### THE EXERCISE
Across the listing below, count the lines that mention the string "Water". Reply with the figure only.

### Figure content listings

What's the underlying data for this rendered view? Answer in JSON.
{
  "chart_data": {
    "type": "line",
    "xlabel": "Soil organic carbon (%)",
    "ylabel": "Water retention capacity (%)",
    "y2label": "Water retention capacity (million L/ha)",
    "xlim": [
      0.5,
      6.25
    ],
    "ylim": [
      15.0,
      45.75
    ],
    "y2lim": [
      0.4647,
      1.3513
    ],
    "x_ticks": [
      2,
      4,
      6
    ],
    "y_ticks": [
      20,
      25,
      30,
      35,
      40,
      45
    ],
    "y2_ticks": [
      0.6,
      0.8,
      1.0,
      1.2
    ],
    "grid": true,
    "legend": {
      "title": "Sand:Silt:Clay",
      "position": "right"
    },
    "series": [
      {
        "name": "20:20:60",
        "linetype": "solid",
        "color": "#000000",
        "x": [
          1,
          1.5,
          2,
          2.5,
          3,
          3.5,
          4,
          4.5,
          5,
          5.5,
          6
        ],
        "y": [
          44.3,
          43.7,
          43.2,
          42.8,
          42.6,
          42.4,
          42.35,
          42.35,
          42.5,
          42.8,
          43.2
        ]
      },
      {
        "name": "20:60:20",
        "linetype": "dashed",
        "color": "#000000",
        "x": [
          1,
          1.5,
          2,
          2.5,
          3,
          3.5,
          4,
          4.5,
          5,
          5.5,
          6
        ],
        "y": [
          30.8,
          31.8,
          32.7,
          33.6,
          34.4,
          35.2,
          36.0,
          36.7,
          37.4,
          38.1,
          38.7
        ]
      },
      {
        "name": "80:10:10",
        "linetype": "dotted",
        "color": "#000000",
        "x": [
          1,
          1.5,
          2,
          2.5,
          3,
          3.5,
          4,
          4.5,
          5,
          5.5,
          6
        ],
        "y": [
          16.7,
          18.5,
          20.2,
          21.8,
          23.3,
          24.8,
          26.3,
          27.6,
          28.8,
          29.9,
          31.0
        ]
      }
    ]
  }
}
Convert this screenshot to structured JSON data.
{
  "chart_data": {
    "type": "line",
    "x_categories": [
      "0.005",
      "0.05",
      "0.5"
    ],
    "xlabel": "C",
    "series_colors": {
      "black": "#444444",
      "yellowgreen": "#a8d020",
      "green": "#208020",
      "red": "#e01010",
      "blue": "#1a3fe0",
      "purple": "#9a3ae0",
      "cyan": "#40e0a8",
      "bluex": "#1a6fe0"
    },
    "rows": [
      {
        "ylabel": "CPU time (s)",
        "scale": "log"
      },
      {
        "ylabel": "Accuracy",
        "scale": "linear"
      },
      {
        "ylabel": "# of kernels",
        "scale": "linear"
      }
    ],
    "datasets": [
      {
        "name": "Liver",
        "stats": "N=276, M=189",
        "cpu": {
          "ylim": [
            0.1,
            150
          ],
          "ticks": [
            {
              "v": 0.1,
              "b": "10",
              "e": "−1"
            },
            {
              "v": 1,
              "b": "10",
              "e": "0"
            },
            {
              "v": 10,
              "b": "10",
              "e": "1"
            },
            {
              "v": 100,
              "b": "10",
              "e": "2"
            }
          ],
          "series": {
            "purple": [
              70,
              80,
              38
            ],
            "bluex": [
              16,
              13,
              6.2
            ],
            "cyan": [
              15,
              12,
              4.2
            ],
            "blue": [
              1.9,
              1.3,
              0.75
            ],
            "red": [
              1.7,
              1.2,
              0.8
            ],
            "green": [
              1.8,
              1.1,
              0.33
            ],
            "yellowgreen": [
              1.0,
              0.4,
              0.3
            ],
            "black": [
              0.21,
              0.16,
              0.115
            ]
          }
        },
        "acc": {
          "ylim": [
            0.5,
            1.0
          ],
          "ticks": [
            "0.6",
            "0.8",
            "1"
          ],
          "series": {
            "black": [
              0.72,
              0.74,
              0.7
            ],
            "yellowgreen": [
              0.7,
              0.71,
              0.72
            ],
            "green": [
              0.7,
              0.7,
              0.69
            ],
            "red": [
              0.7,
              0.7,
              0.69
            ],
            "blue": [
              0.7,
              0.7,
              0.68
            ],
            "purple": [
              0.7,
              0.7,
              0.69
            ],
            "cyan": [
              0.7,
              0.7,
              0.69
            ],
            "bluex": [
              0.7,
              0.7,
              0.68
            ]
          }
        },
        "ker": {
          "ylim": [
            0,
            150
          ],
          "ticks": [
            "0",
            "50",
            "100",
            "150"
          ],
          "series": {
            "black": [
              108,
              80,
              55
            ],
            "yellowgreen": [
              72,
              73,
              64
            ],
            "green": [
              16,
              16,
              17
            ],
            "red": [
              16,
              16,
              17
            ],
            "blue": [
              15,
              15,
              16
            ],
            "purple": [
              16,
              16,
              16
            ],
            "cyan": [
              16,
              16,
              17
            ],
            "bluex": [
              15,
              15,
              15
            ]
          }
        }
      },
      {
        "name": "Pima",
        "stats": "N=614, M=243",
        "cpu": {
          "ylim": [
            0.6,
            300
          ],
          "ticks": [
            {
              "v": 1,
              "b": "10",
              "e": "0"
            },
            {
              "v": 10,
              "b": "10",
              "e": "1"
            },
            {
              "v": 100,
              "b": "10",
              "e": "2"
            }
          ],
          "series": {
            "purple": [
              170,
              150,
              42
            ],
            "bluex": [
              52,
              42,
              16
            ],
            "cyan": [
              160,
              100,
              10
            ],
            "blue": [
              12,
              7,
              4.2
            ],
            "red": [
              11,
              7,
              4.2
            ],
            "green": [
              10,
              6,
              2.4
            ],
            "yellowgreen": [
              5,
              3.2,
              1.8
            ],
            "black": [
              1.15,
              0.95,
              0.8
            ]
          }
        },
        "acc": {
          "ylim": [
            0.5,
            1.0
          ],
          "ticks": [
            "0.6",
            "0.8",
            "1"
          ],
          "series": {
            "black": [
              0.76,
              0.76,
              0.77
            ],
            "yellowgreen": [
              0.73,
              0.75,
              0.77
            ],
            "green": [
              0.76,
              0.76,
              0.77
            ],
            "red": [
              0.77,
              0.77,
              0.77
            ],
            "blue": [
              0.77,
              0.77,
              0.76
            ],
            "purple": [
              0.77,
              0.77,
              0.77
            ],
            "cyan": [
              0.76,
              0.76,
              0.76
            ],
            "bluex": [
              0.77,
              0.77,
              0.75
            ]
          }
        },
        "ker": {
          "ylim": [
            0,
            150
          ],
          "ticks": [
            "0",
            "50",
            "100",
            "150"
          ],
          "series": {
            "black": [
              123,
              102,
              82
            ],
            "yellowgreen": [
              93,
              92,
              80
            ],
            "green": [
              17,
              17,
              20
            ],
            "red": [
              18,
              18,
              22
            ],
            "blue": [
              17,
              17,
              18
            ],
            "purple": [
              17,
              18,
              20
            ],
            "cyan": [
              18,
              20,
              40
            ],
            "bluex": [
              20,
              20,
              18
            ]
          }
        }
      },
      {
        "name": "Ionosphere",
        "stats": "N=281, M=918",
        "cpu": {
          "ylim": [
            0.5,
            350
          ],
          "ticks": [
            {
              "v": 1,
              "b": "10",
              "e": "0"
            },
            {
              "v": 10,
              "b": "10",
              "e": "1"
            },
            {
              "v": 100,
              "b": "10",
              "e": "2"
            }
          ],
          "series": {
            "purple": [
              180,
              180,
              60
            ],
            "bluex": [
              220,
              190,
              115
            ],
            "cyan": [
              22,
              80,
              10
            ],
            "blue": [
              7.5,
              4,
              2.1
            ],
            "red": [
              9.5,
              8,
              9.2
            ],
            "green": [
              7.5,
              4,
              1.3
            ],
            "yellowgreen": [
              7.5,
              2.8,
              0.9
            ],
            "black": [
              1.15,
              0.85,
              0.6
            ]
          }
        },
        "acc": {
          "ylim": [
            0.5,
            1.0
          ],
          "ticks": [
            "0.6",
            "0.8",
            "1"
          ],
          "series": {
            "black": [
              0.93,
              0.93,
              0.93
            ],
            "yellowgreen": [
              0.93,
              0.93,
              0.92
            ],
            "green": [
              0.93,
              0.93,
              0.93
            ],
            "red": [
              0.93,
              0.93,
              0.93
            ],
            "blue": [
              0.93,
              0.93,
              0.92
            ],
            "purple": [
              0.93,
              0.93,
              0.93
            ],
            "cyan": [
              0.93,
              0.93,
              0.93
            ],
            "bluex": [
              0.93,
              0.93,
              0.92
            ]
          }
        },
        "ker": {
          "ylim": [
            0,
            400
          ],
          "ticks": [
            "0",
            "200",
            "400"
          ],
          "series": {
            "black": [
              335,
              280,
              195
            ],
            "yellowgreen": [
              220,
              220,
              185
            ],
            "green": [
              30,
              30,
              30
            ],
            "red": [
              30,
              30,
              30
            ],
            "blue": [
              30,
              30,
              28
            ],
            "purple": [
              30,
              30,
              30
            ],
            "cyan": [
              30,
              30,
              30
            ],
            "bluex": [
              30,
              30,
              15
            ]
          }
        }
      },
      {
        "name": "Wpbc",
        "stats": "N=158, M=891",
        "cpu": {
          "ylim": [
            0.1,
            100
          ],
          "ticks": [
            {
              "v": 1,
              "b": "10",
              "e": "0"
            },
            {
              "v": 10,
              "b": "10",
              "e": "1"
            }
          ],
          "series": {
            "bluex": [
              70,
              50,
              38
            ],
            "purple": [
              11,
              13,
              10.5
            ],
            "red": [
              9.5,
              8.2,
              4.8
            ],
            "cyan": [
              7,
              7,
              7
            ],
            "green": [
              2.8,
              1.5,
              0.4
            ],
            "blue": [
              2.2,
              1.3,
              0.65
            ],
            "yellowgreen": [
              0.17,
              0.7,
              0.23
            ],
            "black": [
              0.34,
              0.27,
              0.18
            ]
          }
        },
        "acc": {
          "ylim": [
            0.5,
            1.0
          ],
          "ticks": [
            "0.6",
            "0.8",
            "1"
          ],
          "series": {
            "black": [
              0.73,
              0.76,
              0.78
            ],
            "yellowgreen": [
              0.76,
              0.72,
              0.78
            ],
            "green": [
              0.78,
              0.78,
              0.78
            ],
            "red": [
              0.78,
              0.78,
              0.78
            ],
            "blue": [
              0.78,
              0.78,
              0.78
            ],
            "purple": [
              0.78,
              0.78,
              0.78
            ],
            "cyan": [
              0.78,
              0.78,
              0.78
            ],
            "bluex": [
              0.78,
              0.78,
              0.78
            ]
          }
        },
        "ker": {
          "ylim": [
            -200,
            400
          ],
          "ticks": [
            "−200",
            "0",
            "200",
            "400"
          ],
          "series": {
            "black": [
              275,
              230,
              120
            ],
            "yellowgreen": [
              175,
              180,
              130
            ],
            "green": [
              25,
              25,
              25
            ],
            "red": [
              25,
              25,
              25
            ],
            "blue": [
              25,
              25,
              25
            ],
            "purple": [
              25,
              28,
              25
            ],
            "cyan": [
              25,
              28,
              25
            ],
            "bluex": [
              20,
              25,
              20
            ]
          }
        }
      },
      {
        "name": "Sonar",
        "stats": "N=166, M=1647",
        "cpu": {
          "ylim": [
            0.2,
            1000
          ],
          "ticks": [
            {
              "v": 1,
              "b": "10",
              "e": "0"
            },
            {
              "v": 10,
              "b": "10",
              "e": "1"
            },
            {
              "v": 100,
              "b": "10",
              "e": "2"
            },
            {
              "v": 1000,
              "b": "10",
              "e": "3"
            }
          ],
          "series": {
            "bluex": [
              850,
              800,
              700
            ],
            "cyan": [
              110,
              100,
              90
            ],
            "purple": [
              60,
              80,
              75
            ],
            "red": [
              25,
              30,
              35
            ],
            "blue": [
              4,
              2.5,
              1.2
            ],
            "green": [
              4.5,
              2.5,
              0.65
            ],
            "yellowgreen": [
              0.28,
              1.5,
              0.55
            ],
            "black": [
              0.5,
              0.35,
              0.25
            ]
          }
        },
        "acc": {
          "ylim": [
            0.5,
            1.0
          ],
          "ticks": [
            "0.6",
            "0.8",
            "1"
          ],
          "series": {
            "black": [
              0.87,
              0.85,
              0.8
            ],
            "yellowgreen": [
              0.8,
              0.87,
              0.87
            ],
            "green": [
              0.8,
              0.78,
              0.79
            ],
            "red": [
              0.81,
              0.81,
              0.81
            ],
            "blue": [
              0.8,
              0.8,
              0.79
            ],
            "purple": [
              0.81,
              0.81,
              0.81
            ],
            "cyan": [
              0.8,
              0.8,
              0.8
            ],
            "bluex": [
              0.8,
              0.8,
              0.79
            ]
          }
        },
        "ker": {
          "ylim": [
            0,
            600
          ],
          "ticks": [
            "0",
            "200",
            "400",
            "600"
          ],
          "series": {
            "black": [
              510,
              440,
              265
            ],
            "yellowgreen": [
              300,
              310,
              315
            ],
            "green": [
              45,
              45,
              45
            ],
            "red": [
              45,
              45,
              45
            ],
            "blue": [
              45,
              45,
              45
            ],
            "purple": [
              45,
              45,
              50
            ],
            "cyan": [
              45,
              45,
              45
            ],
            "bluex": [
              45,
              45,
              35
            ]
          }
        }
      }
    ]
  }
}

### FINISHED ANSWER
2